# [Set exercise]
What is the number of lines in the data holding the word "title"? Give that number by itself.

_ _ _ _ _

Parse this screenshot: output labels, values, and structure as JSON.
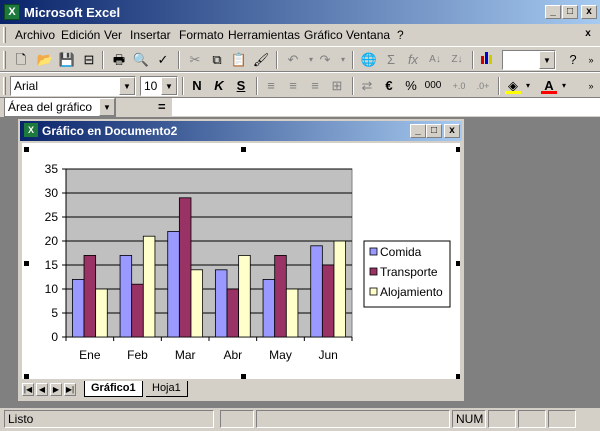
{
  "app": {
    "title": "Microsoft Excel",
    "icon": "excel-icon"
  },
  "window_controls": {
    "minimize": "_",
    "maximize": "□",
    "close": "x"
  },
  "menu": [
    "Archivo",
    "Edición",
    "Ver",
    "Insertar",
    "Formato",
    "Herramientas",
    "Gráfico",
    "Ventana",
    "?"
  ],
  "format_toolbar": {
    "font": "Arial",
    "size": "10",
    "bold": "N",
    "italic": "K",
    "underline": "S",
    "currency": "€",
    "percent": "%",
    "thousands": "000"
  },
  "formula_bar": {
    "name_box": "Área del gráfico",
    "equals": "="
  },
  "workbook": {
    "title": "Gráfico en Documento2"
  },
  "sheet_tabs": [
    "Gráfico1",
    "Hoja1"
  ],
  "active_tab": "Gráfico1",
  "status": {
    "text": "Listo",
    "num": "NUM"
  },
  "colors": {
    "comida": "#9999ff",
    "transporte": "#993366",
    "alojamiento": "#ffffcc",
    "plot_bg": "#c0c0c0"
  },
  "chart_data": {
    "type": "bar",
    "categories": [
      "Ene",
      "Feb",
      "Mar",
      "Abr",
      "May",
      "Jun"
    ],
    "series": [
      {
        "name": "Comida",
        "values": [
          12,
          17,
          22,
          14,
          12,
          19
        ]
      },
      {
        "name": "Transporte",
        "values": [
          17,
          11,
          29,
          10,
          17,
          15
        ]
      },
      {
        "name": "Alojamiento",
        "values": [
          10,
          21,
          14,
          17,
          10,
          20
        ]
      }
    ],
    "yticks": [
      0,
      5,
      10,
      15,
      20,
      25,
      30,
      35
    ],
    "ylim": [
      0,
      35
    ],
    "grid": true,
    "legend": "right"
  }
}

_ _ _ _ _

# [Answer]
2